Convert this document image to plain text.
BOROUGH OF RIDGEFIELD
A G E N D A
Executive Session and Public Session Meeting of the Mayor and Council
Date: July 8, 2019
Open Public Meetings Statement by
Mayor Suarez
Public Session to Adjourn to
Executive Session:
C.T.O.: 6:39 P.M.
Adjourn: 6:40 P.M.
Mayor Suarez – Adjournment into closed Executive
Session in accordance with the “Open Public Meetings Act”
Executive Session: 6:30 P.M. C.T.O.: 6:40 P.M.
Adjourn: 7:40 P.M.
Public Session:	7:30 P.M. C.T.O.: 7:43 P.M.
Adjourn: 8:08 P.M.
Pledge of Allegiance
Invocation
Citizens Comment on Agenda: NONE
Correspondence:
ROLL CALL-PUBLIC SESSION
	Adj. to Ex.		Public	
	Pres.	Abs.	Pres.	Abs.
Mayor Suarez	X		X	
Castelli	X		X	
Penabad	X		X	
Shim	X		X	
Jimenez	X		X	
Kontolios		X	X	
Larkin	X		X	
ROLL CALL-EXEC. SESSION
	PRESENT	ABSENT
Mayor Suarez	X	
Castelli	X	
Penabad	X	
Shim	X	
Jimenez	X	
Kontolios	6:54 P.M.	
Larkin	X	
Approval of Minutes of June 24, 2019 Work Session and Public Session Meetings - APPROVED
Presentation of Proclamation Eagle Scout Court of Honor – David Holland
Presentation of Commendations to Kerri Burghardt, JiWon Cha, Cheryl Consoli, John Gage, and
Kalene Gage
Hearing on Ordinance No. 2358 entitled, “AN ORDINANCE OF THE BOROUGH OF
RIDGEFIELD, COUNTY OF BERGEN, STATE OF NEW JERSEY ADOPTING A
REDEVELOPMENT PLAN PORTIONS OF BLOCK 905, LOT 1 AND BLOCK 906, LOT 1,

- Instruction
Output the full listing without altering anything.

- Answer to this task
Convert this document image to plain text.
BOROUGH OF RIDGEFIELD
A G E N D A
Executive Session and Public Session Meeting of the Mayor and Council
Date: July 8, 2019
Open Public Meetings Statement by
Mayor Suarez
Public Session to Adjourn to
Executive Session:
C.T.O.: 6:39 P.M.
Adjourn: 6:40 P.M.
Mayor Suarez – Adjournment into closed Executive
Session in accordance with the “Open Public Meetings Act”
Executive Session: 6:30 P.M. C.T.O.: 6:40 P.M.
Adjourn: 7:40 P.M.
Public Session:	7:30 P.M. C.T.O.: 7:43 P.M.
Adjourn: 8:08 P.M.
Pledge of Allegiance
Invocation
Citizens Comment on Agenda: NONE
Correspondence:
ROLL CALL-PUBLIC SESSION
	Adj. to Ex.		Public	
	Pres.	Abs.	Pres.	Abs.
Mayor Suarez	X		X	
Castelli	X		X	
Penabad	X		X	
Shim	X		X	
Jimenez	X		X	
Kontolios		X	X	
Larkin	X		X	
ROLL CALL-EXEC. SESSION
	PRESENT	ABSENT
Mayor Suarez	X	
Castelli	X	
Penabad	X	
Shim	X	
Jimenez	X	
Kontolios	6:54 P.M.	
Larkin	X	
Approval of Minutes of June 24, 2019 Work Session and Public Session Meetings - APPROVED
Presentation of Proclamation Eagle Scout Court of Honor – David Holland
Presentation of Commendations to Kerri Burghardt, JiWon Cha, Cheryl Consoli, John Gage, and
Kalene Gage
Hearing on Ordinance No. 2358 entitled, “AN ORDINANCE OF THE BOROUGH OF
RIDGEFIELD, COUNTY OF BERGEN, STATE OF NEW JERSEY ADOPTING A
REDEVELOPMENT PLAN PORTIONS OF BLOCK 905, LOT 1 AND BLOCK 906, LOT 1,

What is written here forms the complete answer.